MATERIAL FOR THE TASK:
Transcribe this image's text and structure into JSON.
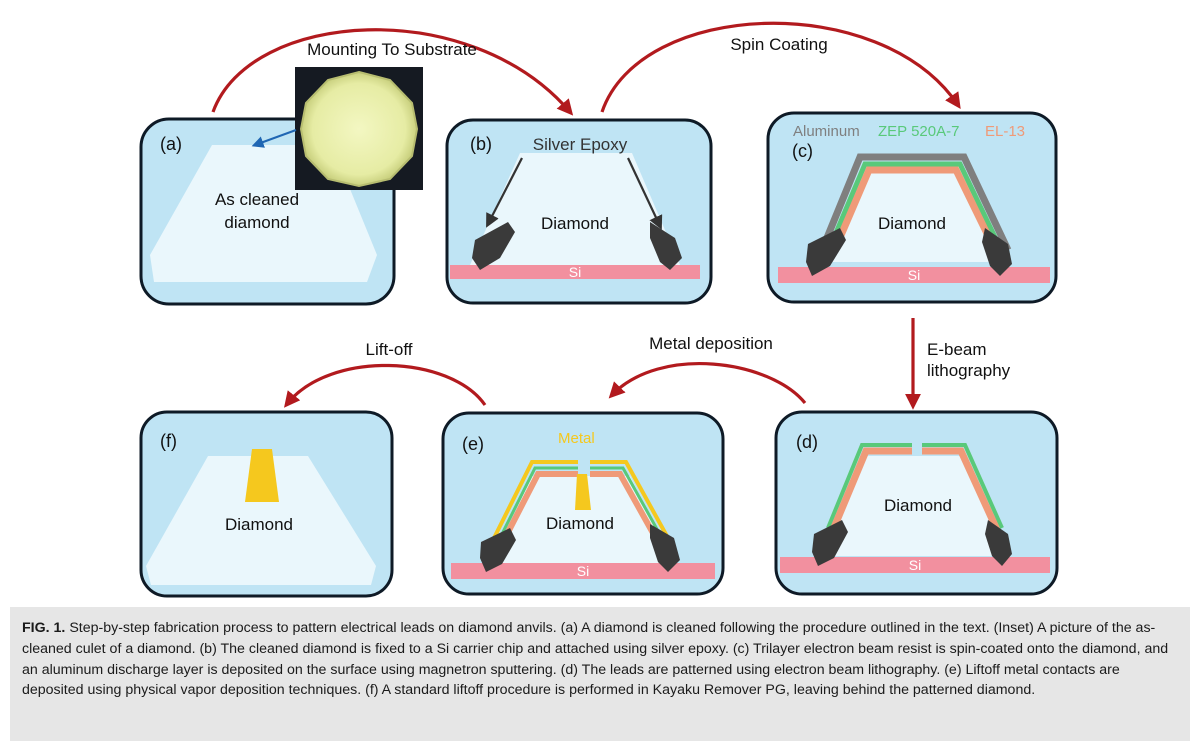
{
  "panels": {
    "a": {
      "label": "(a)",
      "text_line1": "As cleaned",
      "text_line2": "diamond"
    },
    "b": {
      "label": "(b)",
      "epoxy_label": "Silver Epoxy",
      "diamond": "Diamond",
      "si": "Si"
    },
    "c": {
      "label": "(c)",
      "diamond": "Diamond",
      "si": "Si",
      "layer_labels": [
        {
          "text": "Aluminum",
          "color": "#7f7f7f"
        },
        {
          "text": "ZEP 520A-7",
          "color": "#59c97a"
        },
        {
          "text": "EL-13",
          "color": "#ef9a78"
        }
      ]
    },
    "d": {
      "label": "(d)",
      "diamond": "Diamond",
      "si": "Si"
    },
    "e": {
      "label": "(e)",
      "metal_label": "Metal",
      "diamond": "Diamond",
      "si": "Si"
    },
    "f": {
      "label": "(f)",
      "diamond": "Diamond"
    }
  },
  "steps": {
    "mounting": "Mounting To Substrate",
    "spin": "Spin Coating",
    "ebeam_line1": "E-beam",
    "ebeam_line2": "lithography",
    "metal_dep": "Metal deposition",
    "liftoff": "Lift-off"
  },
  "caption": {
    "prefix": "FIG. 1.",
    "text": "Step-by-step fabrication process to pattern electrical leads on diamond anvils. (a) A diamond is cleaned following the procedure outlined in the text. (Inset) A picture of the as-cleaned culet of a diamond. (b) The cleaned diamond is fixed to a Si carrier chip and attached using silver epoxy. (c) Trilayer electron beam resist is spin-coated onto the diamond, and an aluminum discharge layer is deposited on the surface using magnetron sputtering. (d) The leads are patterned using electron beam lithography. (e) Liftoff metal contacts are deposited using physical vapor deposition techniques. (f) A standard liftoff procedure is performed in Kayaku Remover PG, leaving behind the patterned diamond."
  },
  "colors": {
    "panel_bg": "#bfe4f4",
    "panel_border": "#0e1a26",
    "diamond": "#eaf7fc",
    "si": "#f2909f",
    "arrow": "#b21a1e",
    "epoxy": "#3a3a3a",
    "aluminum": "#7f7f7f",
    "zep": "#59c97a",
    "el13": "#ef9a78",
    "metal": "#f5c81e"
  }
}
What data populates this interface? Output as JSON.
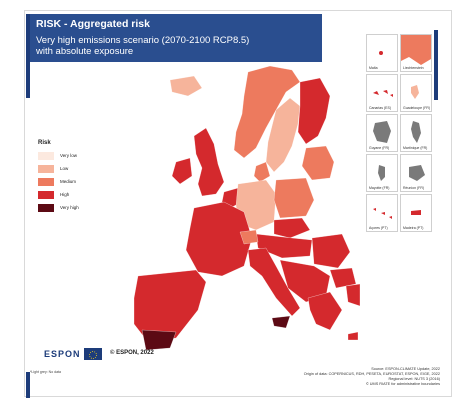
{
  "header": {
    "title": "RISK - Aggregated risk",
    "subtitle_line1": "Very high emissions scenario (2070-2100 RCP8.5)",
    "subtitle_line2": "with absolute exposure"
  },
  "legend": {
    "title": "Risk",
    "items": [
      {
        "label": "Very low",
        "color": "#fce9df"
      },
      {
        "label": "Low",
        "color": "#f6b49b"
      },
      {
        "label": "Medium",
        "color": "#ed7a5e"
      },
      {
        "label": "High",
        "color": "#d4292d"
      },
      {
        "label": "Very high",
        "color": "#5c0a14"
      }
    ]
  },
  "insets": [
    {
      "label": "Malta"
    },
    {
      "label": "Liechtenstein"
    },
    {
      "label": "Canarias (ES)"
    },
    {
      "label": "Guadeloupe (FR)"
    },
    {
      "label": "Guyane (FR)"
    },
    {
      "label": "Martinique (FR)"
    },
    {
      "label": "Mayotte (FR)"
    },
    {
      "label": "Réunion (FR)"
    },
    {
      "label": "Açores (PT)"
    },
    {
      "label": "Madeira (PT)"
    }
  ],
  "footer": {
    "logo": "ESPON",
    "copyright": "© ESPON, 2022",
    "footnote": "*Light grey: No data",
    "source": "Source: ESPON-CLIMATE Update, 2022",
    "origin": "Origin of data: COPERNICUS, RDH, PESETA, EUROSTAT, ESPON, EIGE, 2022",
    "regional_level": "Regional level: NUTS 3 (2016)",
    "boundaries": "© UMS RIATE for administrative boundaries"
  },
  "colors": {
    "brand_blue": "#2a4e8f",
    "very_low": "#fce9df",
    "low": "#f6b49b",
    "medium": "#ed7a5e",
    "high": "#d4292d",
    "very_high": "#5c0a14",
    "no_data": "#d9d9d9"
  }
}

GIVEN PROBLEM: Where a line in the entries holds the word "JSON", copy that line.

PROBLEM SOLUTION:
Transcribe this image's text and structure into JSON.
What data populates this interface? Output as JSON.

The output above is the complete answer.